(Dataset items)
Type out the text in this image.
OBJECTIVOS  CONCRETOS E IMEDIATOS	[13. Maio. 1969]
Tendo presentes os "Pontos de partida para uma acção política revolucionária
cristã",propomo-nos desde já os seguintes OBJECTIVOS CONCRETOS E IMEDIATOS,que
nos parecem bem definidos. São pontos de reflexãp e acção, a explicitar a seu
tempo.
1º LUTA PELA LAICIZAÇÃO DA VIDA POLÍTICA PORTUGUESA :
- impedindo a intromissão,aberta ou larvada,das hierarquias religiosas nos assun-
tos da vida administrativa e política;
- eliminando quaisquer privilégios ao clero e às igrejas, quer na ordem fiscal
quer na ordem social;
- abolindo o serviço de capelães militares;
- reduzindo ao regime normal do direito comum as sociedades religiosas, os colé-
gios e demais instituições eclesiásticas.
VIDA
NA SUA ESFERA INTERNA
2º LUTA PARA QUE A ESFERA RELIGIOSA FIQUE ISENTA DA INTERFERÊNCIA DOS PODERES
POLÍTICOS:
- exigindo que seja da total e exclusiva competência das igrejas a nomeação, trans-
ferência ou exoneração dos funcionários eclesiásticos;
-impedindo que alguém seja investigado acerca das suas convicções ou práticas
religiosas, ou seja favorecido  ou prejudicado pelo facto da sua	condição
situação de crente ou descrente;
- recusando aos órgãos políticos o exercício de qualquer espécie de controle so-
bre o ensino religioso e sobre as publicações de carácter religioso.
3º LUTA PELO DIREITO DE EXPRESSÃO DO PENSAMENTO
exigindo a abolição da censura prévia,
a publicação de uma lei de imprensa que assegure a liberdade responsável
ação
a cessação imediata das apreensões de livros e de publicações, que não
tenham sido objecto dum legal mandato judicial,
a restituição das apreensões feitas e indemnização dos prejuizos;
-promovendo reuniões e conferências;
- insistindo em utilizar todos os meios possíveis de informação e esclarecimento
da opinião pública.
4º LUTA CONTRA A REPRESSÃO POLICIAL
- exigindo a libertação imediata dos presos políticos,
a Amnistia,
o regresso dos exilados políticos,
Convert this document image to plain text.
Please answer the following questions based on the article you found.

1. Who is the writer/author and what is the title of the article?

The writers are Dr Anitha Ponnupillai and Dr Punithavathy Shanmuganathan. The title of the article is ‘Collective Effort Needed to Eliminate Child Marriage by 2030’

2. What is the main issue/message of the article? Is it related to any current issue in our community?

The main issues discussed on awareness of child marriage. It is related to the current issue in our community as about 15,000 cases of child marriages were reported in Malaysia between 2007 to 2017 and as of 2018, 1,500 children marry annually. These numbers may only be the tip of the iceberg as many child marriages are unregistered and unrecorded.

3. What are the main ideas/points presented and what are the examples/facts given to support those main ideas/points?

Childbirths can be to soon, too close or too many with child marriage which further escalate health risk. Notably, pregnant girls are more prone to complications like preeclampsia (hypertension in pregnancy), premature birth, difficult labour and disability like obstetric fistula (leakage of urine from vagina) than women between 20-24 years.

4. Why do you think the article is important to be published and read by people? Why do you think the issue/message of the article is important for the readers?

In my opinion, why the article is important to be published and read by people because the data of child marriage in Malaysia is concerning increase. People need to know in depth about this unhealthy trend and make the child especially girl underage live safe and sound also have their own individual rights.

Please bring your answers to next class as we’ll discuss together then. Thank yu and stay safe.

> TASK BRIEF: Set down the listing in full, keeping every word exactly as it is.

> FINISHED EXERCISE:
Type out the text in this image.
OBJECTIVOS  CONCRETOS E IMEDIATOS	[13. Maio. 1969]
Tendo presentes os "Pontos de partida para uma acção política revolucionária
cristã",propomo-nos desde já os seguintes OBJECTIVOS CONCRETOS E IMEDIATOS,que
nos parecem bem definidos. São pontos de reflexãp e acção, a explicitar a seu
tempo.
1º LUTA PELA LAICIZAÇÃO DA VIDA POLÍTICA PORTUGUESA :
- impedindo a intromissão,aberta ou larvada,das hierarquias religiosas nos assun-
tos da vida administrativa e política;
- eliminando quaisquer privilégios ao clero e às igrejas, quer na ordem fiscal
quer na ordem social;
- abolindo o serviço de capelães militares;
- reduzindo ao regime normal do direito comum as sociedades religiosas, os colé-
gios e demais instituições eclesiásticas.
VIDA
NA SUA ESFERA INTERNA
2º LUTA PARA QUE A ESFERA RELIGIOSA FIQUE ISENTA DA INTERFERÊNCIA DOS PODERES
POLÍTICOS:
- exigindo que seja da total e exclusiva competência das igrejas a nomeação, trans-
ferência ou exoneração dos funcionários eclesiásticos;
-impedindo que alguém seja investigado acerca das suas convicções ou práticas
religiosas, ou seja favorecido  ou prejudicado pelo facto da sua	condição
situação de crente ou descrente;
- recusando aos órgãos políticos o exercício de qualquer espécie de controle so-
bre o ensino religioso e sobre as publicações de carácter religioso.
3º LUTA PELO DIREITO DE EXPRESSÃO DO PENSAMENTO
exigindo a abolição da censura prévia,
a publicação de uma lei de imprensa que assegure a liberdade responsável
ação
a cessação imediata das apreensões de livros e de publicações, que não
tenham sido objecto dum legal mandato judicial,
a restituição das apreensões feitas e indemnização dos prejuizos;
-promovendo reuniões e conferências;
- insistindo em utilizar todos os meios possíveis de informação e esclarecimento
da opinião pública.
4º LUTA CONTRA A REPRESSÃO POLICIAL
- exigindo a libertação imediata dos presos políticos,
a Amnistia,
o regresso dos exilados políticos,
Convert this document image to plain text.
Please answer the following questions based on the article you found.

1. Who is the writer/author and what is the title of the article?

The writers are Dr Anitha Ponnupillai and Dr Punithavathy Shanmuganathan. The title of the article is ‘Collective Effort Needed to Eliminate Child Marriage by 2030’

2. What is the main issue/message of the article? Is it related to any current issue in our community?

The main issues discussed on awareness of child marriage. It is related to the current issue in our community as about 15,000 cases of child marriages were reported in Malaysia between 2007 to 2017 and as of 2018, 1,500 children marry annually. These numbers may only be the tip of the iceberg as many child marriages are unregistered and unrecorded.

3. What are the main ideas/points presented and what are the examples/facts given to support those main ideas/points?

Childbirths can be to soon, too close or too many with child marriage which further escalate health risk. Notably, pregnant girls are more prone to complications like preeclampsia (hypertension in pregnancy), premature birth, difficult labour and disability like obstetric fistula (leakage of urine from vagina) than women between 20-24 years.

4. Why do you think the article is important to be published and read by people? Why do you think the issue/message of the article is important for the readers?

In my opinion, why the article is important to be published and read by people because the data of child marriage in Malaysia is concerning increase. People need to know in depth about this unhealthy trend and make the child especially girl underage live safe and sound also have their own individual rights.

Please bring your answers to next class as we’ll discuss together then. Thank yu and stay safe.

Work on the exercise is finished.